OBJECTIVE: Copy the data line for line, starting with its first line and going on through the line that contains "chart-title: Red Green", with both ends included.

MATERIAL FOR THIS TASK:
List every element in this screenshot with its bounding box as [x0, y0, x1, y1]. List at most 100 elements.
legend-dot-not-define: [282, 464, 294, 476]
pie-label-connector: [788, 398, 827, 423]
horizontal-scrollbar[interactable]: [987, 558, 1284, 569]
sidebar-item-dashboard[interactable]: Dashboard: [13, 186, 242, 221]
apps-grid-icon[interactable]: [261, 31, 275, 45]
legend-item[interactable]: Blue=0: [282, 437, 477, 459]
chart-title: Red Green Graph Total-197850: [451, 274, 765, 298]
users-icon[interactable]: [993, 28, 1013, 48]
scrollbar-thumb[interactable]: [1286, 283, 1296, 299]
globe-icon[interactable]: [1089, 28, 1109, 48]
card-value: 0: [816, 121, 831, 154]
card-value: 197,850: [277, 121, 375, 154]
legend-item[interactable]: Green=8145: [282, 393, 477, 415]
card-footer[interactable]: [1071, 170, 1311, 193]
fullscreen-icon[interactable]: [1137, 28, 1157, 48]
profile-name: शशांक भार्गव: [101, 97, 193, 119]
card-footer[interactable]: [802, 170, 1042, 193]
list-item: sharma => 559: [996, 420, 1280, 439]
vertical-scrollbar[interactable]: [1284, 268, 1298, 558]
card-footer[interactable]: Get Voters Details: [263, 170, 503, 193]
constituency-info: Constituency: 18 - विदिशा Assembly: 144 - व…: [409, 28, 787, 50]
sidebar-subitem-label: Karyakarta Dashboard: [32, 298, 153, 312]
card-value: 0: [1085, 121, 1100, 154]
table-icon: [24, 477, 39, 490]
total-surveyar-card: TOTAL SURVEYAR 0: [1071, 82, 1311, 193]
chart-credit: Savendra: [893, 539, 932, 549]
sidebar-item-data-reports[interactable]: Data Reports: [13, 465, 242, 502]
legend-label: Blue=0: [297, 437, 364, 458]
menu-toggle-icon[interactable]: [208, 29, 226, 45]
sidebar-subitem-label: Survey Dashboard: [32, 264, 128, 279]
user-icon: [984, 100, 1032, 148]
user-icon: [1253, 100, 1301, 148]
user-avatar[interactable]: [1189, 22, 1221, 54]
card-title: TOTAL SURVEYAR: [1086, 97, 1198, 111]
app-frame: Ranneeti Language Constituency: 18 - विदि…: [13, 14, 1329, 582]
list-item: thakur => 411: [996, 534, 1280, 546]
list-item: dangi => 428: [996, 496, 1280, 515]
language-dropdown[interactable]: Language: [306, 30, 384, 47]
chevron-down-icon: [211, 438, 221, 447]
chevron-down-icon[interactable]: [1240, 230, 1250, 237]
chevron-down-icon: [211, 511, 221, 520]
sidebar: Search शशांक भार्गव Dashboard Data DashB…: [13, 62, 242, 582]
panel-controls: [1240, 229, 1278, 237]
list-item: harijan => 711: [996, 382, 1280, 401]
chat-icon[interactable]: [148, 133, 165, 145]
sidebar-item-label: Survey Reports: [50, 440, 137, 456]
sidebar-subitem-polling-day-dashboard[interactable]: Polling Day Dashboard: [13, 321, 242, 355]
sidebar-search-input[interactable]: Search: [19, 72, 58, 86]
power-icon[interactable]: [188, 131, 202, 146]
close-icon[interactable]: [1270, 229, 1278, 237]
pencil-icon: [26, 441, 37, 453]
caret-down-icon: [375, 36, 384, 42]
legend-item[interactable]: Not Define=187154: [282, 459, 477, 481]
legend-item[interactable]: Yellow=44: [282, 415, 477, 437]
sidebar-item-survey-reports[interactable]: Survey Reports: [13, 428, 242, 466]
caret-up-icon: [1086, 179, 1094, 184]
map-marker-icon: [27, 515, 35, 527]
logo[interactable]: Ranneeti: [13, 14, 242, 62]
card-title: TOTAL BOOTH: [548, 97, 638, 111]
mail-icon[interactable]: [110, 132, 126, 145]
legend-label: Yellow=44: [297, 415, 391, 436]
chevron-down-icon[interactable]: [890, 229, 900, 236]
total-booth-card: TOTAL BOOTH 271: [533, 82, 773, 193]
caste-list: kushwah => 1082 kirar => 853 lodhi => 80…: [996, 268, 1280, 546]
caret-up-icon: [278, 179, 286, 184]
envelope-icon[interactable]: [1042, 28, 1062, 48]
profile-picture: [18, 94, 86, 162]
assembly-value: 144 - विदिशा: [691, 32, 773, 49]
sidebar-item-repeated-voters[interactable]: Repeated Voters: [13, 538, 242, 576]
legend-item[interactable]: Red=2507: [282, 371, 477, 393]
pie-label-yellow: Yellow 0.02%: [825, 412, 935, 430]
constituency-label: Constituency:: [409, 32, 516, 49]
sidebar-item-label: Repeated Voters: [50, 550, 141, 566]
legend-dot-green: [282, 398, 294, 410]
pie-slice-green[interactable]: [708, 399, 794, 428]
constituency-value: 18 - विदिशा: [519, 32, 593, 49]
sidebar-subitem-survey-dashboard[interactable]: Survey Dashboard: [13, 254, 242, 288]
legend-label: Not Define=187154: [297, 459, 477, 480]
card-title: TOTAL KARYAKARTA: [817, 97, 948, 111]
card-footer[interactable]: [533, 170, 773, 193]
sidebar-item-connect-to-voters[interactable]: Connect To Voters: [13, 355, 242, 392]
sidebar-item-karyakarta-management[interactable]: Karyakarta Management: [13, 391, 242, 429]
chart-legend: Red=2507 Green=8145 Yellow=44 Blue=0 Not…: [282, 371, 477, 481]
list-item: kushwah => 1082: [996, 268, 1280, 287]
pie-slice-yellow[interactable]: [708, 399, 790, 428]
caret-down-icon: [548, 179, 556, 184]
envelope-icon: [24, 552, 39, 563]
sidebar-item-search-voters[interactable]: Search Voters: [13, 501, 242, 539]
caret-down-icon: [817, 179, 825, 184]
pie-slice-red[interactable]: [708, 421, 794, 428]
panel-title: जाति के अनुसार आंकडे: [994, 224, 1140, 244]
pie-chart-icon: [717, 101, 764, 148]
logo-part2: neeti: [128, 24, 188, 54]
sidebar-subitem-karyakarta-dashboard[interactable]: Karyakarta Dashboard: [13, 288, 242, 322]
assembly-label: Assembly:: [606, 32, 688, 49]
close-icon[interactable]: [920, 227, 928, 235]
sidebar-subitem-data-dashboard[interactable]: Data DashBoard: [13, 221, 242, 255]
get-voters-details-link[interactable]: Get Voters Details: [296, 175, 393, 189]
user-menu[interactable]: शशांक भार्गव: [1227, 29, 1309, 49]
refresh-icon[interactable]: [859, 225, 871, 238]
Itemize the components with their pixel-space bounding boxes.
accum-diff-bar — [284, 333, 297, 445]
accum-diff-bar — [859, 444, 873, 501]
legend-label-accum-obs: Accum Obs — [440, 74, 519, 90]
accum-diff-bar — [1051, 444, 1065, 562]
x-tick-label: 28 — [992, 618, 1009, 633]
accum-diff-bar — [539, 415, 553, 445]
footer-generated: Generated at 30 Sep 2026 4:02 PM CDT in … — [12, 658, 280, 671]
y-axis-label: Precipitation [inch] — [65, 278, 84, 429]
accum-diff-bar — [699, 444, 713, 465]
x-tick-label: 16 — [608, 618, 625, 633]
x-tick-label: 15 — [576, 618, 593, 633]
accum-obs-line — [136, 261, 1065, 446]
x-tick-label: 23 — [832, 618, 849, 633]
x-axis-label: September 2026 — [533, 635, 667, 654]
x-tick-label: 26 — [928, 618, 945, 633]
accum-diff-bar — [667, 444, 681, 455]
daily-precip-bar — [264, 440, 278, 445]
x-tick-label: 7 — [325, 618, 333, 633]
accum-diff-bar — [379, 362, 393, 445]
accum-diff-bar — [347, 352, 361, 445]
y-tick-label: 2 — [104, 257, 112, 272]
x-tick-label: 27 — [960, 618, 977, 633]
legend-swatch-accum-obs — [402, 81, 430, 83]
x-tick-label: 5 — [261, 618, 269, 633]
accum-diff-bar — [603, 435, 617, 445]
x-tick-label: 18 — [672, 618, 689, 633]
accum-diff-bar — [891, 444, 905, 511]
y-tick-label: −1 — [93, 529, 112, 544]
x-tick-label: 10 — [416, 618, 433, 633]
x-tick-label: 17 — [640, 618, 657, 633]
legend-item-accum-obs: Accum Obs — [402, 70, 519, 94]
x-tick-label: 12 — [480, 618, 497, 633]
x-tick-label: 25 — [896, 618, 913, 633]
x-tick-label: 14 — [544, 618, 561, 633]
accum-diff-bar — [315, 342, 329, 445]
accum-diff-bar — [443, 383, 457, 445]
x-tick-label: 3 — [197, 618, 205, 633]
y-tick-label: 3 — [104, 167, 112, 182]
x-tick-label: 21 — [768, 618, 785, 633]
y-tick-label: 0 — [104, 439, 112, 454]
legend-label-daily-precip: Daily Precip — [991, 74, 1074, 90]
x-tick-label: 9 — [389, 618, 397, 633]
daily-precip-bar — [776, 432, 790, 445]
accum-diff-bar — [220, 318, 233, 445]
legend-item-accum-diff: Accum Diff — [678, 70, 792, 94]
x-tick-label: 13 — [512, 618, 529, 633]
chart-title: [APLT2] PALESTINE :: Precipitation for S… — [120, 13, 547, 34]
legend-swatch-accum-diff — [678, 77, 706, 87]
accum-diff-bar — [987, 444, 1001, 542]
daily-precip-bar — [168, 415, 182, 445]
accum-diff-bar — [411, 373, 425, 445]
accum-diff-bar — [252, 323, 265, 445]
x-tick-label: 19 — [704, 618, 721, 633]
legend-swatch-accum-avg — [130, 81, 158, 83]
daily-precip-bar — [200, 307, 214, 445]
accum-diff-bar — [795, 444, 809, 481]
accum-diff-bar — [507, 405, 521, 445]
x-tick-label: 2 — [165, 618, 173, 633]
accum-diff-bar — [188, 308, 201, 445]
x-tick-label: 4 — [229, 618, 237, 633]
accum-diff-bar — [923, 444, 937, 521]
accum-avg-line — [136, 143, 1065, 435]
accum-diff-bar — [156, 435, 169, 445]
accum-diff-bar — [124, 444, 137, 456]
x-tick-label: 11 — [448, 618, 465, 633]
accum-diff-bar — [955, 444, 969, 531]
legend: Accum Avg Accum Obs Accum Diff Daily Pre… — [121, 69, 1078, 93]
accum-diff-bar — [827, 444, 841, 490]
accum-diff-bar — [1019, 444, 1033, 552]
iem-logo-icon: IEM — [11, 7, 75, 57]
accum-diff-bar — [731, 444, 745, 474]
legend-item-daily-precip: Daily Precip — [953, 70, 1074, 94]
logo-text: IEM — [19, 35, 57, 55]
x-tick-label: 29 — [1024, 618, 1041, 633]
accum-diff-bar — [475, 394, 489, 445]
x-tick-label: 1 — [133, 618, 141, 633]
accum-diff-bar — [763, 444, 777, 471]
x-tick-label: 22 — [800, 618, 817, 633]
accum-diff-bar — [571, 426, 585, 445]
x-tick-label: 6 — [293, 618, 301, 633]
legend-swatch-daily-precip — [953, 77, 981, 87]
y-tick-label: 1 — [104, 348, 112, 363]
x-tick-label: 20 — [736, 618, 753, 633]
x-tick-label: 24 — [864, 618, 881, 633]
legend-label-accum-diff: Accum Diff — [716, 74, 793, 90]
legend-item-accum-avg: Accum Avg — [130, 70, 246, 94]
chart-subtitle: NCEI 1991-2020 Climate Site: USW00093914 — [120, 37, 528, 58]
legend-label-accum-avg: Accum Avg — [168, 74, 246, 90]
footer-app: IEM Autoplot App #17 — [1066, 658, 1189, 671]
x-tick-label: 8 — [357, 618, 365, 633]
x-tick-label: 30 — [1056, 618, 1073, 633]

OUTPUT OF THE TASK:
List every element in this screenshot with its bounding box as [x0, y0, x1, y1]. List at most 100 elements.
legend-dot-not-define: [282, 464, 294, 476]
pie-label-connector: [788, 398, 827, 423]
horizontal-scrollbar[interactable]: [987, 558, 1284, 569]
sidebar-item-dashboard[interactable]: Dashboard: [13, 186, 242, 221]
apps-grid-icon[interactable]: [261, 31, 275, 45]
legend-item[interactable]: Blue=0: [282, 437, 477, 459]
chart-title: Red Green Graph Total-197850: [451, 274, 765, 298]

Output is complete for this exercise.